» What to work on: Copy out every line exactly, passing over the pictures.

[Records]
▶

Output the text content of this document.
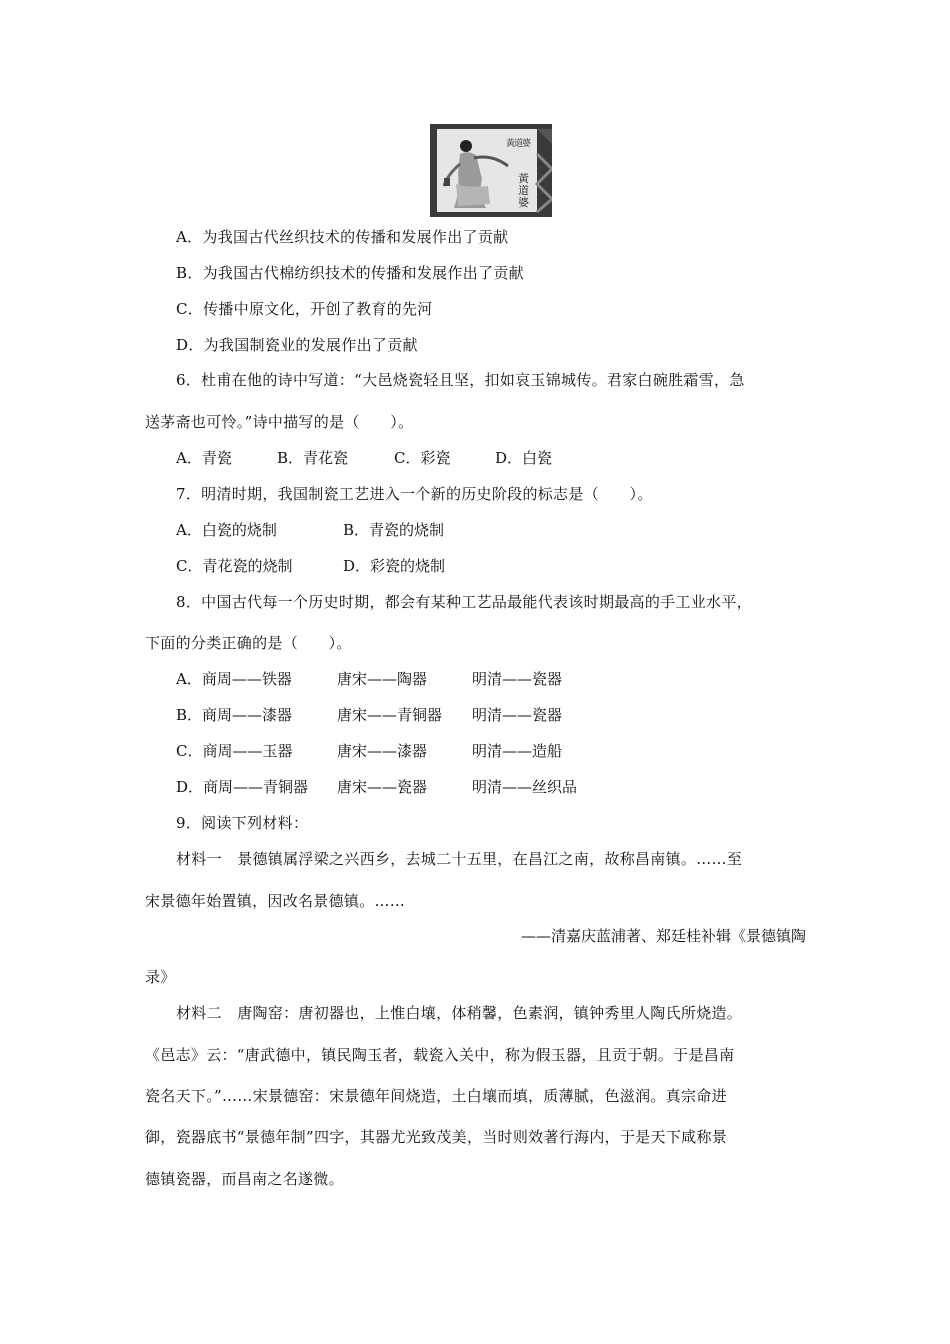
黃
道
婆
黃
道
婆
A．为我国古代丝织技术的传播和发展作出了贡献
B．为我国古代棉纺织技术的传播和发展作出了贡献
C．传播中原文化，开创了教育的先河
D．为我国制瓷业的发展作出了贡献
6．杜甫在他的诗中写道：“大邑烧瓷轻且坚，扣如哀玉锦城传。君家白碗胜霜雪，急
送茅斋也可怜。”诗中描写的是（　　）。
A．青瓷	B．青花瓷	C．彩瓷	D．白瓷
7．明清时期，我国制瓷工艺进入一个新的历史阶段的标志是（　　）。
A．白瓷的烧制	B．青瓷的烧制
C．青花瓷的烧制	D．彩瓷的烧制
8．中国古代每一个历史时期，都会有某种工艺品最能代表该时期最高的手工业水平，
下面的分类正确的是（　　）。
A．商周——铁器	唐宋——陶器	明清——瓷器
B．商周——漆器	唐宋——青铜器 明清——瓷器
C．商周——玉器	唐宋——漆器	明清——造船
D．商周——青铜器 唐宋——瓷器	明清——丝织品
9．阅读下列材料：
材料一　景德镇属浮梁之兴西乡，去城二十五里，在昌江之南，故称昌南镇。……至
宋景德年始置镇，因改名景德镇。……
——清嘉庆蓝浦著、郑廷桂补辑《景德镇陶
录》
材料二　唐陶窑：唐初器也，上惟白壤，体稍馨，色素润，镇钟秀里人陶氏所烧造。
《邑志》云：“唐武德中，镇民陶玉者，载瓷入关中，称为假玉器，且贡于朝。于是昌南
瓷名天下。”……宋景德窑：宋景德年间烧造，土白壤而填，质薄腻，色滋润。真宗命进
御，瓷器底书“景德年制”四字，其器尤光致茂美，当时则效著行海内，于是天下咸称景
德镇瓷器，而昌南之名遂微。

◀

» Answer for this exercise:
Output the text content of this document.
黃
道
婆
黃
道
婆
A．为我国古代丝织技术的传播和发展作出了贡献
B．为我国古代棉纺织技术的传播和发展作出了贡献
C．传播中原文化，开创了教育的先河
D．为我国制瓷业的发展作出了贡献
6．杜甫在他的诗中写道：“大邑烧瓷轻且坚，扣如哀玉锦城传。君家白碗胜霜雪，急
送茅斋也可怜。”诗中描写的是（　　）。
A．青瓷	B．青花瓷	C．彩瓷	D．白瓷
7．明清时期，我国制瓷工艺进入一个新的历史阶段的标志是（　　）。
A．白瓷的烧制	B．青瓷的烧制
C．青花瓷的烧制	D．彩瓷的烧制
8．中国古代每一个历史时期，都会有某种工艺品最能代表该时期最高的手工业水平，
下面的分类正确的是（　　）。
A．商周——铁器	唐宋——陶器	明清——瓷器
B．商周——漆器	唐宋——青铜器 明清——瓷器
C．商周——玉器	唐宋——漆器	明清——造船
D．商周——青铜器 唐宋——瓷器	明清——丝织品
9．阅读下列材料：
材料一　景德镇属浮梁之兴西乡，去城二十五里，在昌江之南，故称昌南镇。……至
宋景德年始置镇，因改名景德镇。……
——清嘉庆蓝浦著、郑廷桂补辑《景德镇陶
录》
材料二　唐陶窑：唐初器也，上惟白壤，体稍馨，色素润，镇钟秀里人陶氏所烧造。
《邑志》云：“唐武德中，镇民陶玉者，载瓷入关中，称为假玉器，且贡于朝。于是昌南
瓷名天下。”……宋景德窑：宋景德年间烧造，土白壤而填，质薄腻，色滋润。真宗命进
御，瓷器底书“景德年制”四字，其器尤光致茂美，当时则效著行海内，于是天下咸称景
德镇瓷器，而昌南之名遂微。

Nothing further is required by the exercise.